Stored records:
————————
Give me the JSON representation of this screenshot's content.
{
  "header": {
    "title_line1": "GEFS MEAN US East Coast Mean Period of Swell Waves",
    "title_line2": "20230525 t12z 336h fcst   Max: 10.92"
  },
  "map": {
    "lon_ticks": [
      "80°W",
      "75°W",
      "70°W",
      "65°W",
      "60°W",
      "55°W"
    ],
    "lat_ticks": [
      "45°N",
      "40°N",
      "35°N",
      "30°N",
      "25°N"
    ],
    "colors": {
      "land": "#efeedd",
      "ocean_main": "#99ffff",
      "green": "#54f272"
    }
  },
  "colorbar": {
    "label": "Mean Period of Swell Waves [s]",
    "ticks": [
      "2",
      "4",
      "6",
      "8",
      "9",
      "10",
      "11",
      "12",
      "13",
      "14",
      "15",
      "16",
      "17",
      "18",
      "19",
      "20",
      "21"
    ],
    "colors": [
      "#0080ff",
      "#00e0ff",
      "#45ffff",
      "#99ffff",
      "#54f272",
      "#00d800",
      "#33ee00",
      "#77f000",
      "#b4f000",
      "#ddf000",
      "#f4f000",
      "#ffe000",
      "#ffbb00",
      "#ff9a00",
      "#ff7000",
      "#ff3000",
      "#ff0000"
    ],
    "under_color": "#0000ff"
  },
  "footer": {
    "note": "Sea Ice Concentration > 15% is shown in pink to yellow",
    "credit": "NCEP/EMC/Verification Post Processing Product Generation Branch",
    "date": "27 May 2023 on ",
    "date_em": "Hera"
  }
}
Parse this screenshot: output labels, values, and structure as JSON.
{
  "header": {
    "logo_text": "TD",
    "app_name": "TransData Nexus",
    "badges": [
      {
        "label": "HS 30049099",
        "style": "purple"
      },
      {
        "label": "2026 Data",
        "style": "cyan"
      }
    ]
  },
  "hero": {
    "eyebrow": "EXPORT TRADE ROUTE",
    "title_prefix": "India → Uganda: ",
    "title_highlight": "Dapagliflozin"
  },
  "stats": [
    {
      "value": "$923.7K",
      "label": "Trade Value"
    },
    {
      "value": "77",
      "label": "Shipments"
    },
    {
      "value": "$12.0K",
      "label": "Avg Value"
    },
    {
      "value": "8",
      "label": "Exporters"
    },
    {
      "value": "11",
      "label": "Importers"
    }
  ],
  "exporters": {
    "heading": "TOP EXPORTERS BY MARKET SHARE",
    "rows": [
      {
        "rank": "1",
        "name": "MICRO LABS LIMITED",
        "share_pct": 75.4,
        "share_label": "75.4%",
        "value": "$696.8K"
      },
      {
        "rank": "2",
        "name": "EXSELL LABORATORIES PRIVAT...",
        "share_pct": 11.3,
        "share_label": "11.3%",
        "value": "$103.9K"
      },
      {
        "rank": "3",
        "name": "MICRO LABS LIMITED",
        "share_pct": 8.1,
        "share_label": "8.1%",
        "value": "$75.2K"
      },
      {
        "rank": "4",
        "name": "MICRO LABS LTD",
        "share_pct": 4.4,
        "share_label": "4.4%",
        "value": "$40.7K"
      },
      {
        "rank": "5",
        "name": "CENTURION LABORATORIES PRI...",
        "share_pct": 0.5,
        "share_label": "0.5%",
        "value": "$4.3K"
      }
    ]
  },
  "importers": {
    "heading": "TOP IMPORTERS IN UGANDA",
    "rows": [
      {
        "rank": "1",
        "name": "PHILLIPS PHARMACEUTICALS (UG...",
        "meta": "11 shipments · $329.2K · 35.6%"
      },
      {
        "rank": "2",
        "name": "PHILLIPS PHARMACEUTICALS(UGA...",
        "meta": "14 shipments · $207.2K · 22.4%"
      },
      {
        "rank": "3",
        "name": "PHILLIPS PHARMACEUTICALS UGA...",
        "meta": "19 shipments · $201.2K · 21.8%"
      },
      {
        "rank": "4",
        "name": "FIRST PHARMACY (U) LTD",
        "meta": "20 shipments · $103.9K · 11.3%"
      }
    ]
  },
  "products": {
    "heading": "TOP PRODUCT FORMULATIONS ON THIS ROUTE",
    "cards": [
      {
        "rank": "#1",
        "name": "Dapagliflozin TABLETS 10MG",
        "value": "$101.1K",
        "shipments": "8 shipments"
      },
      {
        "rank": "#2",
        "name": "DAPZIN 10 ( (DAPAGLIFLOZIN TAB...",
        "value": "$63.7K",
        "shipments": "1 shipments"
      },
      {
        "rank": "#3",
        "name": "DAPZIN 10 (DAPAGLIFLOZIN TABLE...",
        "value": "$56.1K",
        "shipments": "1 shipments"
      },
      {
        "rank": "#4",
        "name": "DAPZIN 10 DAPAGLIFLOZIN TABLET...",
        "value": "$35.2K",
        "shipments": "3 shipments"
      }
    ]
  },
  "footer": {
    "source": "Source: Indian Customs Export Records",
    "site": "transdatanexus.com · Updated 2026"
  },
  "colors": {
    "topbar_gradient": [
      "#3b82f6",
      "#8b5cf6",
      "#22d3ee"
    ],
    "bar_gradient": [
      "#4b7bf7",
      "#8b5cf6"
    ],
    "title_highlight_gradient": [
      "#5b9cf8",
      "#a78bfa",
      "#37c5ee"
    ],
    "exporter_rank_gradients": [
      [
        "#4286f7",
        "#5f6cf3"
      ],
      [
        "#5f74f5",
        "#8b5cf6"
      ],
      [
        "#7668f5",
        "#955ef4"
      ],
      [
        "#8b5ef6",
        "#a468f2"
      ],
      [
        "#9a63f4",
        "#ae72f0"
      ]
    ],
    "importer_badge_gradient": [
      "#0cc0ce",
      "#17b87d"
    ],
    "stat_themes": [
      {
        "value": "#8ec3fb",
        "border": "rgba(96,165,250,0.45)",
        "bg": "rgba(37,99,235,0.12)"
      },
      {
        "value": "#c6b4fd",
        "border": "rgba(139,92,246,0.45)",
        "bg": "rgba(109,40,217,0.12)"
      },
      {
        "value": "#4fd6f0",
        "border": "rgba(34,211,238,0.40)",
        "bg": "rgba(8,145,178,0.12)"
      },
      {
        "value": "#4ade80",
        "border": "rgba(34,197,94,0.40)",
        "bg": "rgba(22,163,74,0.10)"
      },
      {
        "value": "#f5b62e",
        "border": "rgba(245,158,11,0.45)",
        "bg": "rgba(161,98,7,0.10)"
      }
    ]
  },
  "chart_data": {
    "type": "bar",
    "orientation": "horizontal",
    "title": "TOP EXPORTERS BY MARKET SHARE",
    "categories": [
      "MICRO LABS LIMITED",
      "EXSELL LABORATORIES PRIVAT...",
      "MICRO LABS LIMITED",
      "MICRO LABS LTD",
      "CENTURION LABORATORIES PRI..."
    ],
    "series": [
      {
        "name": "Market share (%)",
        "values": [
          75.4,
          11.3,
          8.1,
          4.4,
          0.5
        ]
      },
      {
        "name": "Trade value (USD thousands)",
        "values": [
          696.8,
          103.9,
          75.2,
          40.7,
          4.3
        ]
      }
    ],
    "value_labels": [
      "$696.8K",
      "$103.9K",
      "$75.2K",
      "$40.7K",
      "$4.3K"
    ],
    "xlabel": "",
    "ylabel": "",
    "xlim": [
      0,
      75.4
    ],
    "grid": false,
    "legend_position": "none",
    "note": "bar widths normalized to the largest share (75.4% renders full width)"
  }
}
————————
What to work on: Provide the number of lines containing the string "Swell", with no other output.

Complete answer: 2